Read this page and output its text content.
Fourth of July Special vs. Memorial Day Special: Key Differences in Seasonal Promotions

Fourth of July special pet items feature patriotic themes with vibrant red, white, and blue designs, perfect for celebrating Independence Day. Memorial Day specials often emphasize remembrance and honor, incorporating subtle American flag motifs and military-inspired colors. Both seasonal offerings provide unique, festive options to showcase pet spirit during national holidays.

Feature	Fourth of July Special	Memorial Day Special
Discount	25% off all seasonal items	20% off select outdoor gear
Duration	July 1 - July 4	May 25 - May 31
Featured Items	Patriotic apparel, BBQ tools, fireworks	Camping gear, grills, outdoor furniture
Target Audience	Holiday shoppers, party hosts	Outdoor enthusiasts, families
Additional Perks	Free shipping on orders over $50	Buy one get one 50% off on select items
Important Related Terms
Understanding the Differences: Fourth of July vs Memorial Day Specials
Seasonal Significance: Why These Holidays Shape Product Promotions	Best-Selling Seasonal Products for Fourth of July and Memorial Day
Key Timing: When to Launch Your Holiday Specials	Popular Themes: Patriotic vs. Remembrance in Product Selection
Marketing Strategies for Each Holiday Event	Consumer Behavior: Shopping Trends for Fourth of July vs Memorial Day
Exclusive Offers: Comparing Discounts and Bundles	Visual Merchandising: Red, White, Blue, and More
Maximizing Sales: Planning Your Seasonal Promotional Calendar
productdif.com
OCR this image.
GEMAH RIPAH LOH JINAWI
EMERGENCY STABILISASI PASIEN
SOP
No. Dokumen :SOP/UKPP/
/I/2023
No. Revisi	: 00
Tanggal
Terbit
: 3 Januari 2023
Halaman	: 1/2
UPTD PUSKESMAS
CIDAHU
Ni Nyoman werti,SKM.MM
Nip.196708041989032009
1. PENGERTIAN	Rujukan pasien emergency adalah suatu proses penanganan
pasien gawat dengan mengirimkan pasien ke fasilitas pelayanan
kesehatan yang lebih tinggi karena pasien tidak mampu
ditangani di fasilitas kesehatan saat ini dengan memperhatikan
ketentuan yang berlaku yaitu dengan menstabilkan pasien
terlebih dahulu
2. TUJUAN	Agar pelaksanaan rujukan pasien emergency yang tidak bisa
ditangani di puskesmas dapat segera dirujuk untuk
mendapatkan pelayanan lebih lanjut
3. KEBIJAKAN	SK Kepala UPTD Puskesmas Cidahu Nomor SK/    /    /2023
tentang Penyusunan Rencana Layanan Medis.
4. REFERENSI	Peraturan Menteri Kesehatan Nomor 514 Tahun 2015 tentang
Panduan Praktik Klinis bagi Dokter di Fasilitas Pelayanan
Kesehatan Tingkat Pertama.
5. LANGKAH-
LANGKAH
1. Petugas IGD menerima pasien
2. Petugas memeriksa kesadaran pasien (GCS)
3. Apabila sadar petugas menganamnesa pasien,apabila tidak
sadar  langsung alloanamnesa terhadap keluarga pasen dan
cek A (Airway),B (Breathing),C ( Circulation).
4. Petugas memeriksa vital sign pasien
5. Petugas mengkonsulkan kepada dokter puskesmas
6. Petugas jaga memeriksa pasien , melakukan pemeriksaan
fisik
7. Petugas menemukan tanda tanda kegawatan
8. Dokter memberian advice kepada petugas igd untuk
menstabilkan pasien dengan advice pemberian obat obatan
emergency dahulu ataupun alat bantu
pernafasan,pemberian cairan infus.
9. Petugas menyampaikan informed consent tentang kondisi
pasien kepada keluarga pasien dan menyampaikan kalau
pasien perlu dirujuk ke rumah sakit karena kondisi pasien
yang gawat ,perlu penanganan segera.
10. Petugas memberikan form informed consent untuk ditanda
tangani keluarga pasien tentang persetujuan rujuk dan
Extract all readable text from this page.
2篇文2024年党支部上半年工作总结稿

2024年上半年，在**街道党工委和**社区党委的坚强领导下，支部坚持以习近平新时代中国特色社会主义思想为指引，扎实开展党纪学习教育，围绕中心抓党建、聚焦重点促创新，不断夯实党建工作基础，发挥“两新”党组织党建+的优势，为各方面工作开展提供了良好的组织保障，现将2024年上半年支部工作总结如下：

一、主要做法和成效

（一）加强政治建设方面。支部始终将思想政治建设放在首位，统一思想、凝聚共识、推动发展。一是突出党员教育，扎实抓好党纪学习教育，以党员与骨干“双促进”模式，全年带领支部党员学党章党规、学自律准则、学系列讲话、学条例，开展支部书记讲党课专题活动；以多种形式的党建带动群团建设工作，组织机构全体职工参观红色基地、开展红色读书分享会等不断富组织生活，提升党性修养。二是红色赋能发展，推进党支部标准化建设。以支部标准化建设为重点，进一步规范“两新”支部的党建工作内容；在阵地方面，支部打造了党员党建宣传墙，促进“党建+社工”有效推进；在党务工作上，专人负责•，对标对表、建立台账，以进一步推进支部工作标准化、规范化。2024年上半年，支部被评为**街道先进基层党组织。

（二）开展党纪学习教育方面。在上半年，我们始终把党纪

++++++

EXERCISE BRIEF: Look above for the line containing "Extract all readable text from this page."; copy from it through the last line, exactly, and nothing more.

IN RESPONSE:
Extract all readable text from this page.
2篇文2024年党支部上半年工作总结稿

2024年上半年，在**街道党工委和**社区党委的坚强领导下，支部坚持以习近平新时代中国特色社会主义思想为指引，扎实开展党纪学习教育，围绕中心抓党建、聚焦重点促创新，不断夯实党建工作基础，发挥“两新”党组织党建+的优势，为各方面工作开展提供了良好的组织保障，现将2024年上半年支部工作总结如下：

一、主要做法和成效

（一）加强政治建设方面。支部始终将思想政治建设放在首位，统一思想、凝聚共识、推动发展。一是突出党员教育，扎实抓好党纪学习教育，以党员与骨干“双促进”模式，全年带领支部党员学党章党规、学自律准则、学系列讲话、学条例，开展支部书记讲党课专题活动；以多种形式的党建带动群团建设工作，组织机构全体职工参观红色基地、开展红色读书分享会等不断富组织生活，提升党性修养。二是红色赋能发展，推进党支部标准化建设。以支部标准化建设为重点，进一步规范“两新”支部的党建工作内容；在阵地方面，支部打造了党员党建宣传墙，促进“党建+社工”有效推进；在党务工作上，专人负责•，对标对表、建立台账，以进一步推进支部工作标准化、规范化。2024年上半年，支部被评为**街道先进基层党组织。

（二）开展党纪学习教育方面。在上半年，我们始终把党纪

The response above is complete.